THE DATA
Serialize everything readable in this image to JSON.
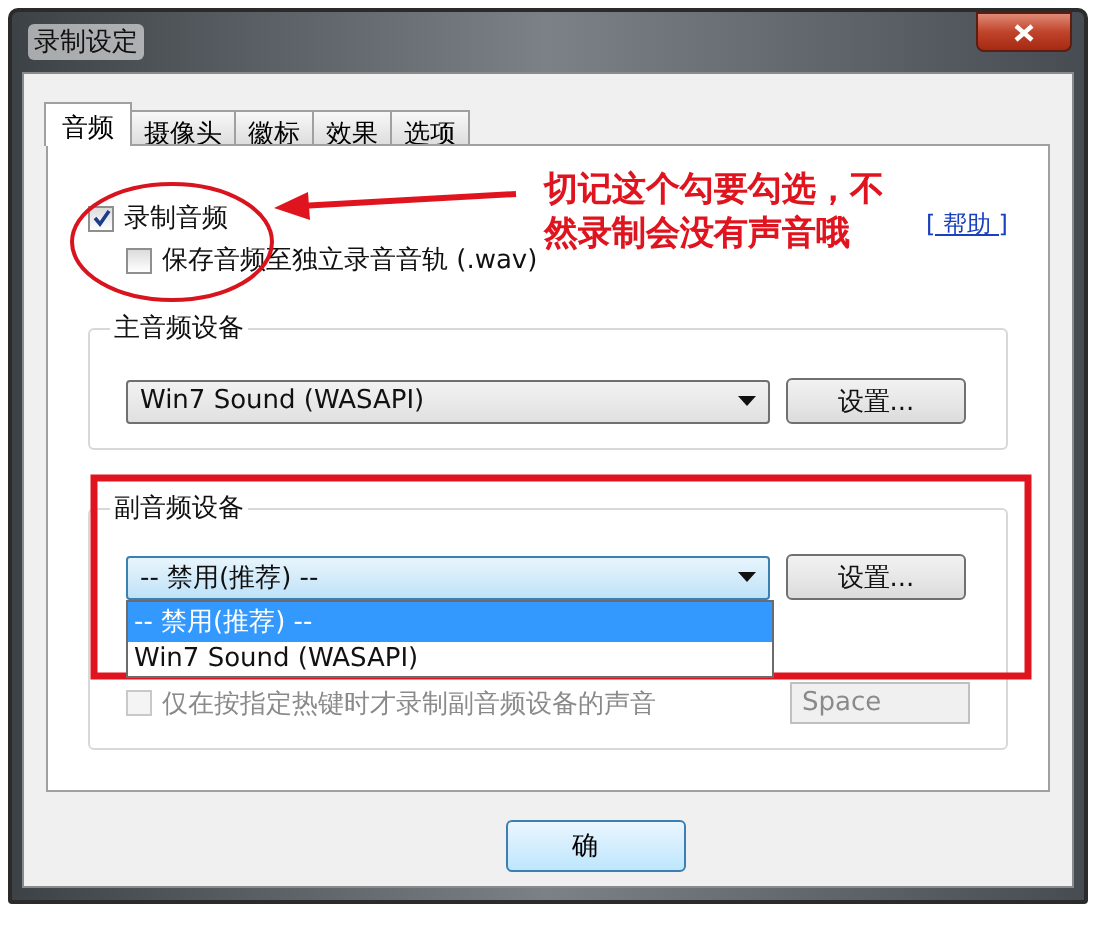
{
  "window": {
    "title": "录制设定"
  },
  "tabs": [
    {
      "label": "音频",
      "selected": true
    },
    {
      "label": "摄像头",
      "selected": false
    },
    {
      "label": "徽标",
      "selected": false
    },
    {
      "label": "效果",
      "selected": false
    },
    {
      "label": "选项",
      "selected": false
    }
  ],
  "record_audio": {
    "label": "录制音频",
    "checked": true
  },
  "save_track": {
    "label": "保存音频至独立录音音轨 (.wav)",
    "checked": false
  },
  "help_link": "[ 帮助 ]",
  "primary_device": {
    "title": "主音频设备",
    "value": "Win7 Sound (WASAPI)",
    "button": "设置..."
  },
  "secondary_device": {
    "title": "副音频设备",
    "value": "-- 禁用(推荐) --",
    "button": "设置...",
    "options": [
      {
        "label": "-- 禁用(推荐) --",
        "selected": true
      },
      {
        "label": "Win7 Sound (WASAPI)",
        "selected": false
      }
    ],
    "hotkey_only": {
      "label": "仅在按指定热键时才录制副音频设备的声音",
      "checked": false,
      "disabled": true
    },
    "hotkey": {
      "value": "Space",
      "disabled": true
    }
  },
  "buttons": [
    "确"
  ],
  "annotation": {
    "text": "切记这个勾要勾选，不然录制会没有声音哦"
  }
}
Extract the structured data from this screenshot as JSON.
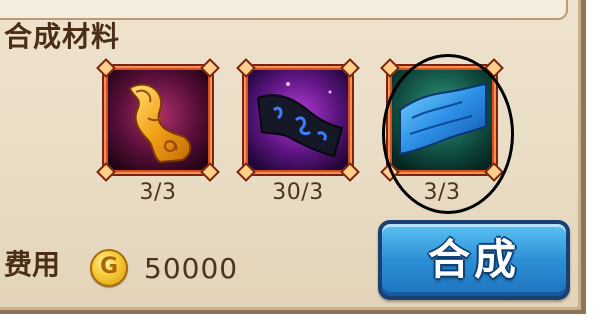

TASK REQUIREMENTS
Reproduce each line exactly as it appears, omitting the pictures.

FINAL ANSWER
Serialize everything readable in this image to JSON.
{
  "window": {
    "title": "录制设定"
  },
  "tabs": [
    {
      "label": "音频",
      "selected": true
    },
    {
      "label": "摄像头",
      "selected": false
    },
    {
      "label": "徽标",
      "selected": false
    },
    {
      "label": "效果",
      "selected": false
    },
    {
      "label": "选项",
      "selected": false
    }
  ],
  "record_audio": {
    "label": "录制音频",
    "checked": true
  },
  "save_track": {
    "label": "保存音频至独立录音音轨 (.wav)",
    "checked": false
  },
  "help_link": "[ 帮助 ]",
  "primary_device": {
    "title": "主音频设备",
    "value": "Win7 Sound (WASAPI)",
    "button": "设置..."
  },
  "secondary_device": {
    "title": "副音频设备",
    "value": "-- 禁用(推荐) --",
    "button": "设置...",
    "options": [
      {
        "label": "-- 禁用(推荐) --",
        "selected": true
      },
      {
        "label": "Win7 Sound (WASAPI)",
        "selected": false
      }
    ],
    "hotkey_only": {
      "label": "仅在按指定热键时才录制副音频设备的声音",
      "checked": false,
      "disabled": true
    },
    "hotkey": {
      "value": "Space",
      "disabled": true
    }
  },
  "buttons": [
    "确"
  ],
  "annotation": {
    "text": "切记这个勾要勾选，不然录制会没有声音哦"
  }
}
Extract the structured data from this screenshot as JSON.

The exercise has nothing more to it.